Omit the images, then print each record below exactly as it reads.

┄┄┄┄┄┄┄┄┄┄

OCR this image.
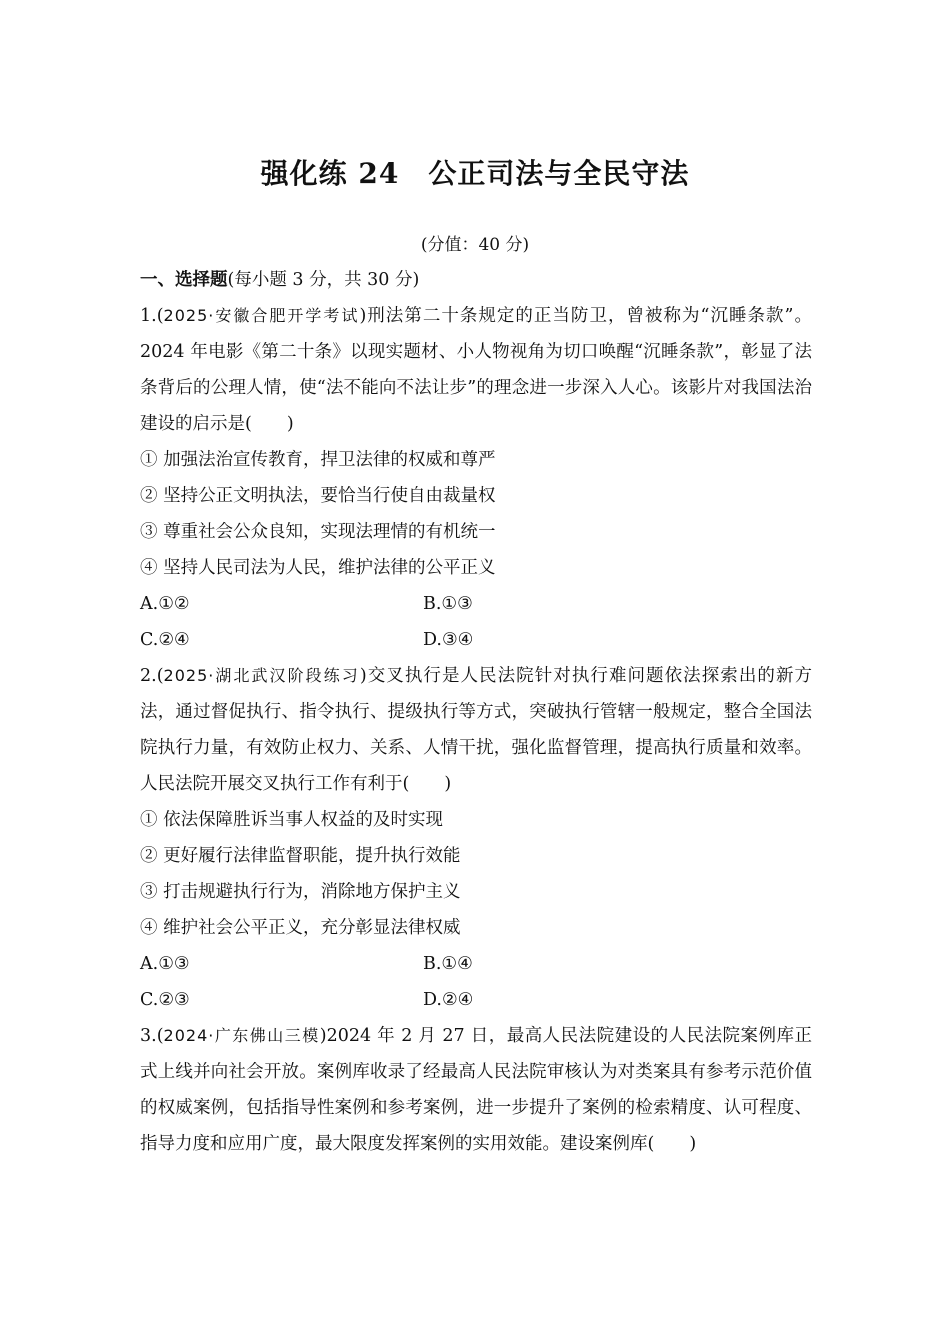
强化练 24　公正司法与全民守法
(分值：40 分)
一、选择题(每小题 3 分，共 30 分)
1.(2025·安徽合肥开学考试)刑法第二十条规定的正当防卫，曾被称为“沉睡条款”。2024 年电影《第二十条》以现实题材、小人物视角为切口唤醒“沉睡条款”，彰显了法条背后的公理人情，使“法不能向不法让步”的理念进一步深入人心。该影片对我国法治建设的启示是(　　)
① 加强法治宣传教育，捍卫法律的权威和尊严
② 坚持公正文明执法，要恰当行使自由裁量权
③ 尊重社会公众良知，实现法理情的有机统一
④ 坚持人民司法为人民，维护法律的公平正义
A.①②	B.①③
C.②④	D.③④
2.(2025·湖北武汉阶段练习)交叉执行是人民法院针对执行难问题依法探索出的新方法，通过督促执行、指令执行、提级执行等方式，突破执行管辖一般规定，整合全国法院执行力量，有效防止权力、关系、人情干扰，强化监督管理，提高执行质量和效率。人民法院开展交叉执行工作有利于(　　)
① 依法保障胜诉当事人权益的及时实现
② 更好履行法律监督职能，提升执行效能
③ 打击规避执行行为，消除地方保护主义
④ 维护社会公平正义，充分彰显法律权威
A.①③	B.①④
C.②③	D.②④
3.(2024·广东佛山三模)2024 年 2 月 27 日，最高人民法院建设的人民法院案例库正式上线并向社会开放。案例库收录了经最高人民法院审核认为对类案具有参考示范价值的权威案例，包括指导性案例和参考案例，进一步提升了案例的检索精度、认可程度、指导力度和应用广度，最大限度发挥案例的实用效能。建设案例库(　　)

┄┄┄┄┄┄┄┄┄┄

_Answer_
OCR this image.
强化练 24　公正司法与全民守法
(分值：40 分)
一、选择题(每小题 3 分，共 30 分)
1.(2025·安徽合肥开学考试)刑法第二十条规定的正当防卫，曾被称为“沉睡条款”。2024 年电影《第二十条》以现实题材、小人物视角为切口唤醒“沉睡条款”，彰显了法条背后的公理人情，使“法不能向不法让步”的理念进一步深入人心。该影片对我国法治建设的启示是(　　)
① 加强法治宣传教育，捍卫法律的权威和尊严
② 坚持公正文明执法，要恰当行使自由裁量权
③ 尊重社会公众良知，实现法理情的有机统一
④ 坚持人民司法为人民，维护法律的公平正义
A.①②	B.①③
C.②④	D.③④
2.(2025·湖北武汉阶段练习)交叉执行是人民法院针对执行难问题依法探索出的新方法，通过督促执行、指令执行、提级执行等方式，突破执行管辖一般规定，整合全国法院执行力量，有效防止权力、关系、人情干扰，强化监督管理，提高执行质量和效率。人民法院开展交叉执行工作有利于(　　)
① 依法保障胜诉当事人权益的及时实现
② 更好履行法律监督职能，提升执行效能
③ 打击规避执行行为，消除地方保护主义
④ 维护社会公平正义，充分彰显法律权威
A.①③	B.①④
C.②③	D.②④
3.(2024·广东佛山三模)2024 年 2 月 27 日，最高人民法院建设的人民法院案例库正式上线并向社会开放。案例库收录了经最高人民法院审核认为对类案具有参考示范价值的权威案例，包括指导性案例和参考案例，进一步提升了案例的检索精度、认可程度、指导力度和应用广度，最大限度发挥案例的实用效能。建设案例库(　　)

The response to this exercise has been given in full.